◆ **Task statement**
Print the data exactly as it is given, please.

[Collection entries]
======
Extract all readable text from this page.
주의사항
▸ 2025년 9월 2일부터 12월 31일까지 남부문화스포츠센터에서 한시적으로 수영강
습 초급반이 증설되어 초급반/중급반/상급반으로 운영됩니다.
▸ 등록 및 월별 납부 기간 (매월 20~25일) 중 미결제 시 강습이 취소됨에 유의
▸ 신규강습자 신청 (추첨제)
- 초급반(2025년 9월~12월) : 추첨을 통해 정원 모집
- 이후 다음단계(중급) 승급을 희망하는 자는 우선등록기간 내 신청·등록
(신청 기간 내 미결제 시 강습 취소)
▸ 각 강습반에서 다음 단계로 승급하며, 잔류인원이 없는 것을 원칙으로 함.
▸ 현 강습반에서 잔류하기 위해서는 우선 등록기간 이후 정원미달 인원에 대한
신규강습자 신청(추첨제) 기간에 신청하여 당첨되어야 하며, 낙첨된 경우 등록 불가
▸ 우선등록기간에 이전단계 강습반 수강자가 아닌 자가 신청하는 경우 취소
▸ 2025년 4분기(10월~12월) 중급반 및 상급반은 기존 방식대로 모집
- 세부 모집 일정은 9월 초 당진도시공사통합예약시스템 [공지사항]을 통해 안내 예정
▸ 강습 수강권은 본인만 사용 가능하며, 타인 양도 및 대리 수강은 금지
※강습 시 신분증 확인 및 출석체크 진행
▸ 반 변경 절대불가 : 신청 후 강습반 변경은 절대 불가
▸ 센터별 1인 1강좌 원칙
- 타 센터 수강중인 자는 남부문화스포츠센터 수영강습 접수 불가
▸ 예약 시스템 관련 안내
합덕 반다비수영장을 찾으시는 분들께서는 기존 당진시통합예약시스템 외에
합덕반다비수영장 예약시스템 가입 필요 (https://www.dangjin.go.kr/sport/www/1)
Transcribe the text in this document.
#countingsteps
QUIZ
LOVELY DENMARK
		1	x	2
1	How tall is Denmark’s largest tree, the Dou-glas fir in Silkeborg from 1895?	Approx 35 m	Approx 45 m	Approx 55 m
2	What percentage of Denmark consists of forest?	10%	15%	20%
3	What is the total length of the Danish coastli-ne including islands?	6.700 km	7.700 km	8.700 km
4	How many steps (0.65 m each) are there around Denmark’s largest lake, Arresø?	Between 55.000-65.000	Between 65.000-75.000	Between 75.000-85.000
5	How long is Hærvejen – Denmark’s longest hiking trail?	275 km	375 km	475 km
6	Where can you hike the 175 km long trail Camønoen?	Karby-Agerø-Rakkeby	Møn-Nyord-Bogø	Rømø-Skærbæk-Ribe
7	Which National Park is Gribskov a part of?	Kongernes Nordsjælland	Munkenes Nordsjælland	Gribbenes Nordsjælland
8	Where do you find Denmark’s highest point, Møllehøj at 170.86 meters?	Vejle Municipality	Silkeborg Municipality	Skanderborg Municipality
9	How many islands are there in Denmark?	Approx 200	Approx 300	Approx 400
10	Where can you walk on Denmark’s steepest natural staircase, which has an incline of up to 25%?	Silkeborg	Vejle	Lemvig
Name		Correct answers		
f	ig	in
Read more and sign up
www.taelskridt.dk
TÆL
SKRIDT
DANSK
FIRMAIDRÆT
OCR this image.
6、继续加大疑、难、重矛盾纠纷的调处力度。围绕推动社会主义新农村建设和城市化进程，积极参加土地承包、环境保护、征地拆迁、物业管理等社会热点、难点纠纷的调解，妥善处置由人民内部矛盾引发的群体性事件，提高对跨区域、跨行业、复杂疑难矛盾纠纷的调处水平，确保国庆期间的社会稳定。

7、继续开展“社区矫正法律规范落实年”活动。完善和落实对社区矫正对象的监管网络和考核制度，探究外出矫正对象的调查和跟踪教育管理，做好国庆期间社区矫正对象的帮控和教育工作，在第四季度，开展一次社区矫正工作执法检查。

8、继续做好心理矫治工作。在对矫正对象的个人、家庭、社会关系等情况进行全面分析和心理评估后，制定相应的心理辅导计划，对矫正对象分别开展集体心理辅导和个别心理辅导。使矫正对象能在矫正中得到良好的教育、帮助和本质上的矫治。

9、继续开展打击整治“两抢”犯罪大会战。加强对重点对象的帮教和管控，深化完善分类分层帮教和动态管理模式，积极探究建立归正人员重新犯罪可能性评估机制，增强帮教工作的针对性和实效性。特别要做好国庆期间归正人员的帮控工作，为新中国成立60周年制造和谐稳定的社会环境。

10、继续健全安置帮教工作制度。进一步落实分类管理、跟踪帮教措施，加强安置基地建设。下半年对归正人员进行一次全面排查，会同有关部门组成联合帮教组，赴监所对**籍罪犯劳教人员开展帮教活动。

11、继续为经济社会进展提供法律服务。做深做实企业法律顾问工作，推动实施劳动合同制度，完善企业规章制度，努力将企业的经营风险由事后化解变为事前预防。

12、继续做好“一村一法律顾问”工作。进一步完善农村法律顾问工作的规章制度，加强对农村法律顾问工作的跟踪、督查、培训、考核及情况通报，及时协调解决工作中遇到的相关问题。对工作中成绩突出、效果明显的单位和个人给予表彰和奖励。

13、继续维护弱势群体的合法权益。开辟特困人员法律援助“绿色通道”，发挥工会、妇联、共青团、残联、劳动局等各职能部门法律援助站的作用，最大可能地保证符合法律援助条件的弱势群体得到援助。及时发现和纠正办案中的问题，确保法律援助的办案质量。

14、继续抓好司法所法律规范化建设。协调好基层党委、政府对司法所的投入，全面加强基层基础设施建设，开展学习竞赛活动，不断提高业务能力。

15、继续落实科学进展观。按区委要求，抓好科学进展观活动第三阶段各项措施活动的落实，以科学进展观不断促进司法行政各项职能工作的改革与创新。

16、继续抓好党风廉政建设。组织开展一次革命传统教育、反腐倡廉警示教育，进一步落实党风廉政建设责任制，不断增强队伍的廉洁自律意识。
======
◆ **Solution to the problem**
Extract all readable text from this page.
주의사항
▸ 2025년 9월 2일부터 12월 31일까지 남부문화스포츠센터에서 한시적으로 수영강
습 초급반이 증설되어 초급반/중급반/상급반으로 운영됩니다.
▸ 등록 및 월별 납부 기간 (매월 20~25일) 중 미결제 시 강습이 취소됨에 유의
▸ 신규강습자 신청 (추첨제)
- 초급반(2025년 9월~12월) : 추첨을 통해 정원 모집
- 이후 다음단계(중급) 승급을 희망하는 자는 우선등록기간 내 신청·등록
(신청 기간 내 미결제 시 강습 취소)
▸ 각 강습반에서 다음 단계로 승급하며, 잔류인원이 없는 것을 원칙으로 함.
▸ 현 강습반에서 잔류하기 위해서는 우선 등록기간 이후 정원미달 인원에 대한
신규강습자 신청(추첨제) 기간에 신청하여 당첨되어야 하며, 낙첨된 경우 등록 불가
▸ 우선등록기간에 이전단계 강습반 수강자가 아닌 자가 신청하는 경우 취소
▸ 2025년 4분기(10월~12월) 중급반 및 상급반은 기존 방식대로 모집
- 세부 모집 일정은 9월 초 당진도시공사통합예약시스템 [공지사항]을 통해 안내 예정
▸ 강습 수강권은 본인만 사용 가능하며, 타인 양도 및 대리 수강은 금지
※강습 시 신분증 확인 및 출석체크 진행
▸ 반 변경 절대불가 : 신청 후 강습반 변경은 절대 불가
▸ 센터별 1인 1강좌 원칙
- 타 센터 수강중인 자는 남부문화스포츠센터 수영강습 접수 불가
▸ 예약 시스템 관련 안내
합덕 반다비수영장을 찾으시는 분들께서는 기존 당진시통합예약시스템 외에
합덕반다비수영장 예약시스템 가입 필요 (https://www.dangjin.go.kr/sport/www/1)
Transcribe the text in this document.
#countingsteps
QUIZ
LOVELY DENMARK
		1	x	2
1	How tall is Denmark’s largest tree, the Dou-glas fir in Silkeborg from 1895?	Approx 35 m	Approx 45 m	Approx 55 m
2	What percentage of Denmark consists of forest?	10%	15%	20%
3	What is the total length of the Danish coastli-ne including islands?	6.700 km	7.700 km	8.700 km
4	How many steps (0.65 m each) are there around Denmark’s largest lake, Arresø?	Between 55.000-65.000	Between 65.000-75.000	Between 75.000-85.000
5	How long is Hærvejen – Denmark’s longest hiking trail?	275 km	375 km	475 km
6	Where can you hike the 175 km long trail Camønoen?	Karby-Agerø-Rakkeby	Møn-Nyord-Bogø	Rømø-Skærbæk-Ribe
7	Which National Park is Gribskov a part of?	Kongernes Nordsjælland	Munkenes Nordsjælland	Gribbenes Nordsjælland
8	Where do you find Denmark’s highest point, Møllehøj at 170.86 meters?	Vejle Municipality	Silkeborg Municipality	Skanderborg Municipality
9	How many islands are there in Denmark?	Approx 200	Approx 300	Approx 400
10	Where can you walk on Denmark’s steepest natural staircase, which has an incline of up to 25%?	Silkeborg	Vejle	Lemvig
Name		Correct answers		
f	ig	in
Read more and sign up
www.taelskridt.dk
TÆL
SKRIDT
DANSK
FIRMAIDRÆT
OCR this image.
6、继续加大疑、难、重矛盾纠纷的调处力度。围绕推动社会主义新农村建设和城市化进程，积极参加土地承包、环境保护、征地拆迁、物业管理等社会热点、难点纠纷的调解，妥善处置由人民内部矛盾引发的群体性事件，提高对跨区域、跨行业、复杂疑难矛盾纠纷的调处水平，确保国庆期间的社会稳定。

7、继续开展“社区矫正法律规范落实年”活动。完善和落实对社区矫正对象的监管网络和考核制度，探究外出矫正对象的调查和跟踪教育管理，做好国庆期间社区矫正对象的帮控和教育工作，在第四季度，开展一次社区矫正工作执法检查。

8、继续做好心理矫治工作。在对矫正对象的个人、家庭、社会关系等情况进行全面分析和心理评估后，制定相应的心理辅导计划，对矫正对象分别开展集体心理辅导和个别心理辅导。使矫正对象能在矫正中得到良好的教育、帮助和本质上的矫治。

9、继续开展打击整治“两抢”犯罪大会战。加强对重点对象的帮教和管控，深化完善分类分层帮教和动态管理模式，积极探究建立归正人员重新犯罪可能性评估机制，增强帮教工作的针对性和实效性。特别要做好国庆期间归正人员的帮控工作，为新中国成立60周年制造和谐稳定的社会环境。

10、继续健全安置帮教工作制度。进一步落实分类管理、跟踪帮教措施，加强安置基地建设。下半年对归正人员进行一次全面排查，会同有关部门组成联合帮教组，赴监所对**籍罪犯劳教人员开展帮教活动。

11、继续为经济社会进展提供法律服务。做深做实企业法律顾问工作，推动实施劳动合同制度，完善企业规章制度，努力将企业的经营风险由事后化解变为事前预防。

12、继续做好“一村一法律顾问”工作。进一步完善农村法律顾问工作的规章制度，加强对农村法律顾问工作的跟踪、督查、培训、考核及情况通报，及时协调解决工作中遇到的相关问题。对工作中成绩突出、效果明显的单位和个人给予表彰和奖励。

13、继续维护弱势群体的合法权益。开辟特困人员法律援助“绿色通道”，发挥工会、妇联、共青团、残联、劳动局等各职能部门法律援助站的作用，最大可能地保证符合法律援助条件的弱势群体得到援助。及时发现和纠正办案中的问题，确保法律援助的办案质量。

14、继续抓好司法所法律规范化建设。协调好基层党委、政府对司法所的投入，全面加强基层基础设施建设，开展学习竞赛活动，不断提高业务能力。

15、继续落实科学进展观。按区委要求，抓好科学进展观活动第三阶段各项措施活动的落实，以科学进展观不断促进司法行政各项职能工作的改革与创新。

16、继续抓好党风廉政建设。组织开展一次革命传统教育、反腐倡廉警示教育，进一步落实党风廉政建设责任制，不断增强队伍的廉洁自律意识。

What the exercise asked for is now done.